▶ [TASK OBJECTIVE] Restate the data word for word and leave the images out.

-------------------------

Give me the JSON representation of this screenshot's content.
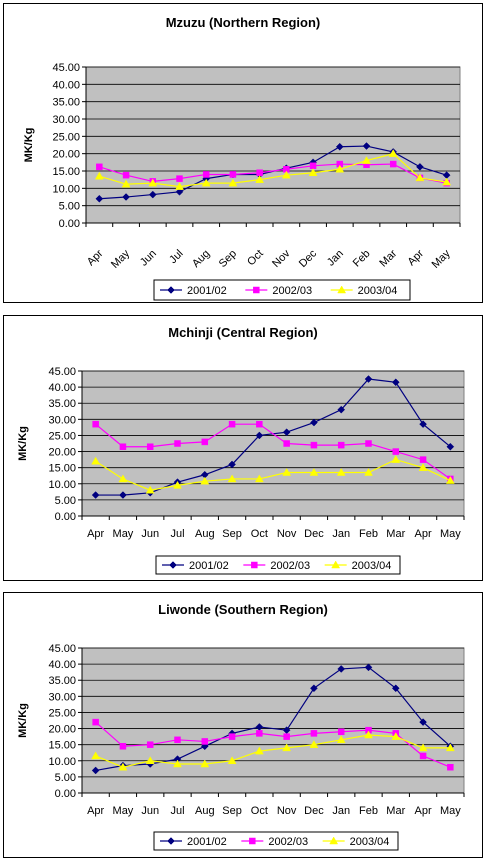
{
  "chart_data": [
    {
      "type": "line",
      "title": "Mzuzu (Northern Region)",
      "ylabel": "MK/Kg",
      "xlabel": "",
      "categories": [
        "Apr",
        "May",
        "Jun",
        "Jul",
        "Aug",
        "Sep",
        "Oct",
        "Nov",
        "Dec",
        "Jan",
        "Feb",
        "Mar",
        "Apr",
        "May"
      ],
      "ylim": [
        0,
        45
      ],
      "yticks": [
        "0.00",
        "5.00",
        "10.00",
        "15.00",
        "20.00",
        "25.00",
        "30.00",
        "35.00",
        "40.00",
        "45.00"
      ],
      "x_tick_rotation": "rotated",
      "grid": true,
      "legend_position": "bottom",
      "series": [
        {
          "name": "2001/02",
          "color": "#000080",
          "marker": "diamond",
          "values": [
            7.0,
            7.5,
            8.2,
            9.0,
            12.8,
            14.0,
            14.0,
            15.8,
            17.5,
            22.0,
            22.2,
            20.5,
            16.2,
            13.8
          ]
        },
        {
          "name": "2002/03",
          "color": "#FF00FF",
          "marker": "square",
          "values": [
            16.2,
            13.8,
            12.0,
            12.8,
            14.0,
            14.0,
            14.5,
            15.5,
            16.5,
            17.0,
            16.8,
            17.0,
            13.0,
            11.5
          ]
        },
        {
          "name": "2003/04",
          "color": "#FFFF00",
          "marker": "triangle",
          "values": [
            13.5,
            11.2,
            11.5,
            10.5,
            11.5,
            11.5,
            12.5,
            13.8,
            14.5,
            15.5,
            18.0,
            20.0,
            13.0,
            11.8
          ]
        }
      ]
    },
    {
      "type": "line",
      "title": "Mchinji (Central Region)",
      "ylabel": "MK/Kg",
      "xlabel": "",
      "categories": [
        "Apr",
        "May",
        "Jun",
        "Jul",
        "Aug",
        "Sep",
        "Oct",
        "Nov",
        "Dec",
        "Jan",
        "Feb",
        "Mar",
        "Apr",
        "May"
      ],
      "ylim": [
        0,
        45
      ],
      "yticks": [
        "0.00",
        "5.00",
        "10.00",
        "15.00",
        "20.00",
        "25.00",
        "30.00",
        "35.00",
        "40.00",
        "45.00"
      ],
      "x_tick_rotation": "horizontal",
      "grid": true,
      "legend_position": "bottom",
      "series": [
        {
          "name": "2001/02",
          "color": "#000080",
          "marker": "diamond",
          "values": [
            6.5,
            6.5,
            7.2,
            10.5,
            12.8,
            16.0,
            25.0,
            26.0,
            29.0,
            33.0,
            42.5,
            41.5,
            28.5,
            21.5
          ]
        },
        {
          "name": "2002/03",
          "color": "#FF00FF",
          "marker": "square",
          "values": [
            28.5,
            21.5,
            21.5,
            22.5,
            23.0,
            28.5,
            28.5,
            22.5,
            22.0,
            22.0,
            22.5,
            20.0,
            17.5,
            11.5
          ]
        },
        {
          "name": "2003/04",
          "color": "#FFFF00",
          "marker": "triangle",
          "values": [
            17.0,
            11.5,
            8.0,
            9.5,
            10.8,
            11.5,
            11.5,
            13.5,
            13.5,
            13.5,
            13.5,
            17.5,
            15.0,
            11.0
          ]
        }
      ]
    },
    {
      "type": "line",
      "title": "Liwonde (Southern Region)",
      "ylabel": "MK/Kg",
      "xlabel": "",
      "categories": [
        "Apr",
        "May",
        "Jun",
        "Jul",
        "Aug",
        "Sep",
        "Oct",
        "Nov",
        "Dec",
        "Jan",
        "Feb",
        "Mar",
        "Apr",
        "May"
      ],
      "ylim": [
        0,
        45
      ],
      "yticks": [
        "0.00",
        "5.00",
        "10.00",
        "15.00",
        "20.00",
        "25.00",
        "30.00",
        "35.00",
        "40.00",
        "45.00"
      ],
      "x_tick_rotation": "horizontal",
      "grid": true,
      "legend_position": "bottom",
      "series": [
        {
          "name": "2001/02",
          "color": "#000080",
          "marker": "diamond",
          "values": [
            7.0,
            8.5,
            9.0,
            10.5,
            14.5,
            18.5,
            20.5,
            19.5,
            32.5,
            38.5,
            39.0,
            32.5,
            22.0,
            14.5
          ]
        },
        {
          "name": "2002/03",
          "color": "#FF00FF",
          "marker": "square",
          "values": [
            22.0,
            14.5,
            15.0,
            16.5,
            16.0,
            17.5,
            18.5,
            17.5,
            18.5,
            19.0,
            19.5,
            18.5,
            11.5,
            8.0
          ]
        },
        {
          "name": "2003/04",
          "color": "#FFFF00",
          "marker": "triangle",
          "values": [
            11.5,
            8.0,
            10.0,
            9.0,
            9.0,
            10.0,
            13.0,
            14.0,
            15.0,
            16.5,
            18.0,
            17.5,
            14.0,
            14.0
          ]
        }
      ]
    }
  ]
}
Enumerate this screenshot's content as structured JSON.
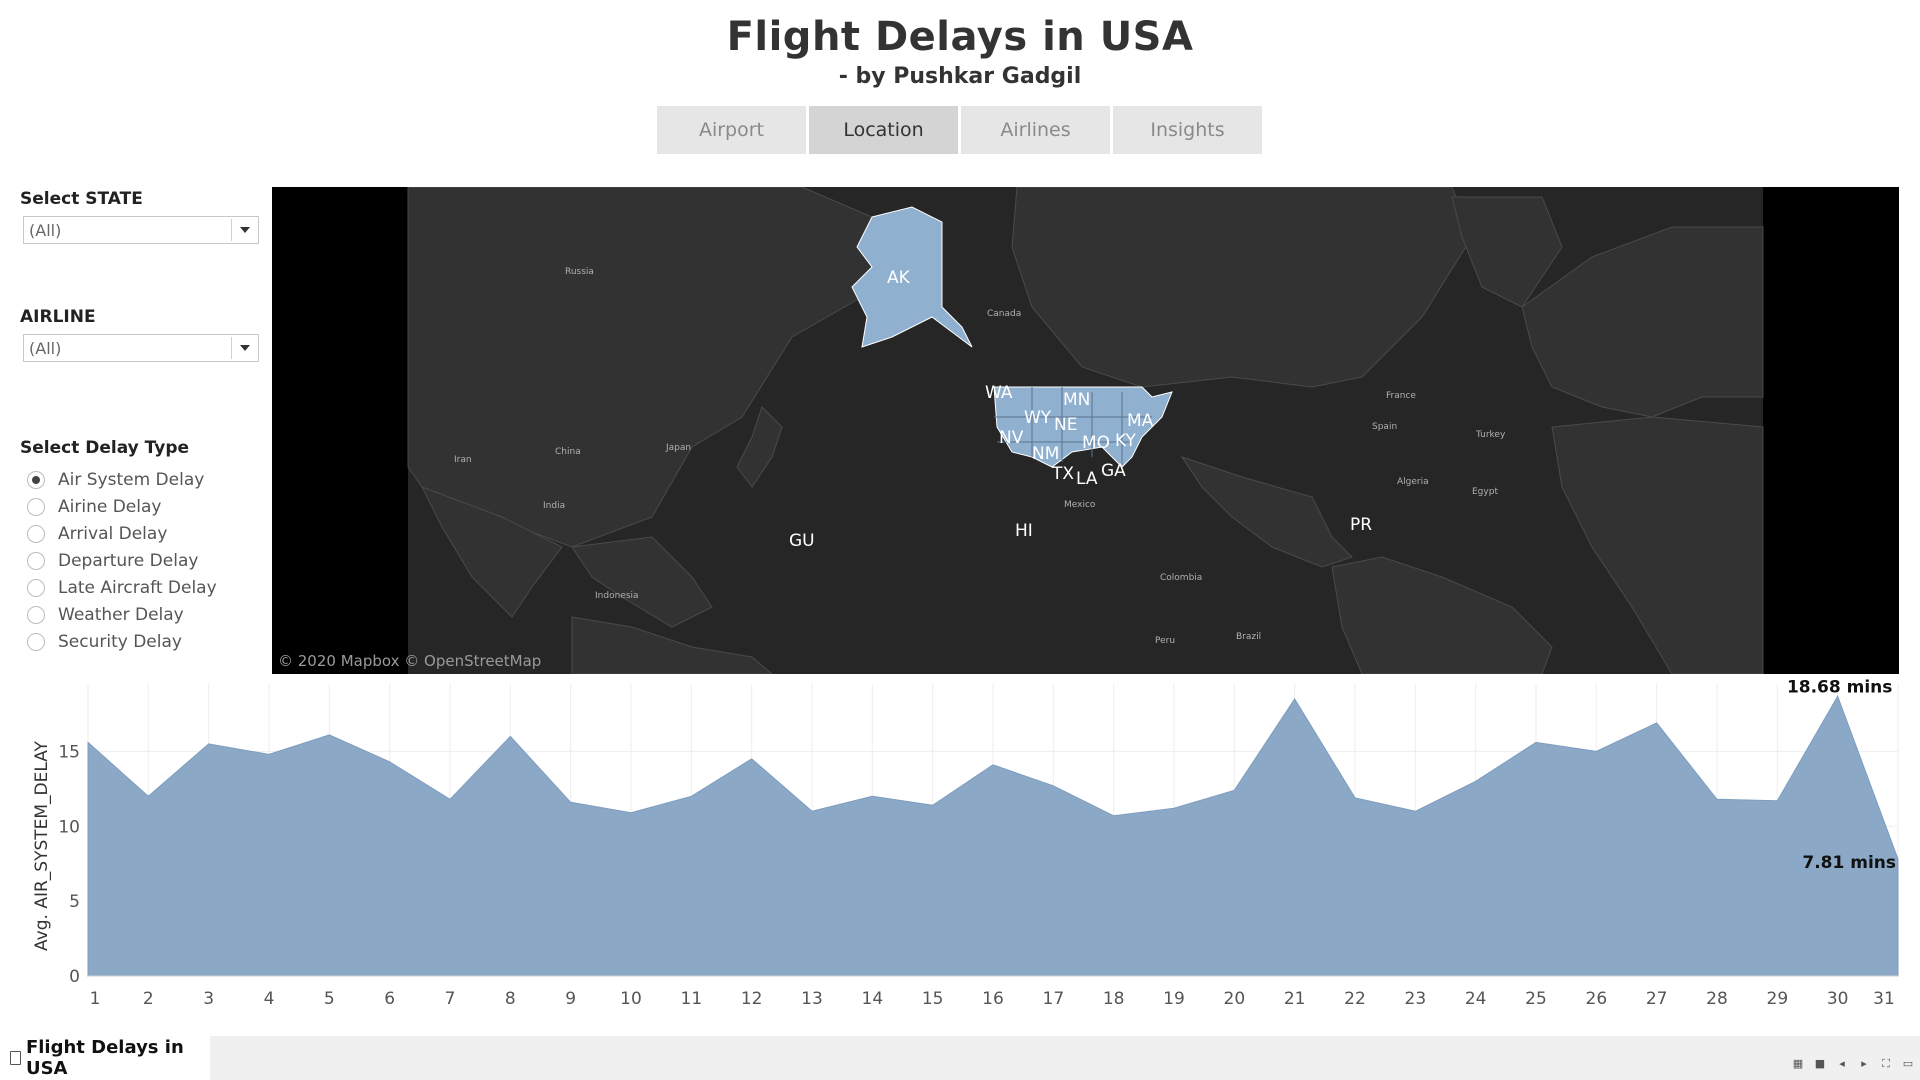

-------------------------

▶ [RIGHT ANSWER]
Give me the JSON representation of this screenshot's content.
{
  "chart_data": [
    {
      "type": "line",
      "title": "Mzuzu (Northern Region)",
      "ylabel": "MK/Kg",
      "xlabel": "",
      "categories": [
        "Apr",
        "May",
        "Jun",
        "Jul",
        "Aug",
        "Sep",
        "Oct",
        "Nov",
        "Dec",
        "Jan",
        "Feb",
        "Mar",
        "Apr",
        "May"
      ],
      "ylim": [
        0,
        45
      ],
      "yticks": [
        "0.00",
        "5.00",
        "10.00",
        "15.00",
        "20.00",
        "25.00",
        "30.00",
        "35.00",
        "40.00",
        "45.00"
      ],
      "x_tick_rotation": "rotated",
      "grid": true,
      "legend_position": "bottom",
      "series": [
        {
          "name": "2001/02",
          "color": "#000080",
          "marker": "diamond",
          "values": [
            7.0,
            7.5,
            8.2,
            9.0,
            12.8,
            14.0,
            14.0,
            15.8,
            17.5,
            22.0,
            22.2,
            20.5,
            16.2,
            13.8
          ]
        },
        {
          "name": "2002/03",
          "color": "#FF00FF",
          "marker": "square",
          "values": [
            16.2,
            13.8,
            12.0,
            12.8,
            14.0,
            14.0,
            14.5,
            15.5,
            16.5,
            17.0,
            16.8,
            17.0,
            13.0,
            11.5
          ]
        },
        {
          "name": "2003/04",
          "color": "#FFFF00",
          "marker": "triangle",
          "values": [
            13.5,
            11.2,
            11.5,
            10.5,
            11.5,
            11.5,
            12.5,
            13.8,
            14.5,
            15.5,
            18.0,
            20.0,
            13.0,
            11.8
          ]
        }
      ]
    },
    {
      "type": "line",
      "title": "Mchinji (Central Region)",
      "ylabel": "MK/Kg",
      "xlabel": "",
      "categories": [
        "Apr",
        "May",
        "Jun",
        "Jul",
        "Aug",
        "Sep",
        "Oct",
        "Nov",
        "Dec",
        "Jan",
        "Feb",
        "Mar",
        "Apr",
        "May"
      ],
      "ylim": [
        0,
        45
      ],
      "yticks": [
        "0.00",
        "5.00",
        "10.00",
        "15.00",
        "20.00",
        "25.00",
        "30.00",
        "35.00",
        "40.00",
        "45.00"
      ],
      "x_tick_rotation": "horizontal",
      "grid": true,
      "legend_position": "bottom",
      "series": [
        {
          "name": "2001/02",
          "color": "#000080",
          "marker": "diamond",
          "values": [
            6.5,
            6.5,
            7.2,
            10.5,
            12.8,
            16.0,
            25.0,
            26.0,
            29.0,
            33.0,
            42.5,
            41.5,
            28.5,
            21.5
          ]
        },
        {
          "name": "2002/03",
          "color": "#FF00FF",
          "marker": "square",
          "values": [
            28.5,
            21.5,
            21.5,
            22.5,
            23.0,
            28.5,
            28.5,
            22.5,
            22.0,
            22.0,
            22.5,
            20.0,
            17.5,
            11.5
          ]
        },
        {
          "name": "2003/04",
          "color": "#FFFF00",
          "marker": "triangle",
          "values": [
            17.0,
            11.5,
            8.0,
            9.5,
            10.8,
            11.5,
            11.5,
            13.5,
            13.5,
            13.5,
            13.5,
            17.5,
            15.0,
            11.0
          ]
        }
      ]
    },
    {
      "type": "line",
      "title": "Liwonde (Southern Region)",
      "ylabel": "MK/Kg",
      "xlabel": "",
      "categories": [
        "Apr",
        "May",
        "Jun",
        "Jul",
        "Aug",
        "Sep",
        "Oct",
        "Nov",
        "Dec",
        "Jan",
        "Feb",
        "Mar",
        "Apr",
        "May"
      ],
      "ylim": [
        0,
        45
      ],
      "yticks": [
        "0.00",
        "5.00",
        "10.00",
        "15.00",
        "20.00",
        "25.00",
        "30.00",
        "35.00",
        "40.00",
        "45.00"
      ],
      "x_tick_rotation": "horizontal",
      "grid": true,
      "legend_position": "bottom",
      "series": [
        {
          "name": "2001/02",
          "color": "#000080",
          "marker": "diamond",
          "values": [
            7.0,
            8.5,
            9.0,
            10.5,
            14.5,
            18.5,
            20.5,
            19.5,
            32.5,
            38.5,
            39.0,
            32.5,
            22.0,
            14.5
          ]
        },
        {
          "name": "2002/03",
          "color": "#FF00FF",
          "marker": "square",
          "values": [
            22.0,
            14.5,
            15.0,
            16.5,
            16.0,
            17.5,
            18.5,
            17.5,
            18.5,
            19.0,
            19.5,
            18.5,
            11.5,
            8.0
          ]
        },
        {
          "name": "2003/04",
          "color": "#FFFF00",
          "marker": "triangle",
          "values": [
            11.5,
            8.0,
            10.0,
            9.0,
            9.0,
            10.0,
            13.0,
            14.0,
            15.0,
            16.5,
            18.0,
            17.5,
            14.0,
            14.0
          ]
        }
      ]
    }
  ]
}
Enumerate this screenshot's content as structured JSON.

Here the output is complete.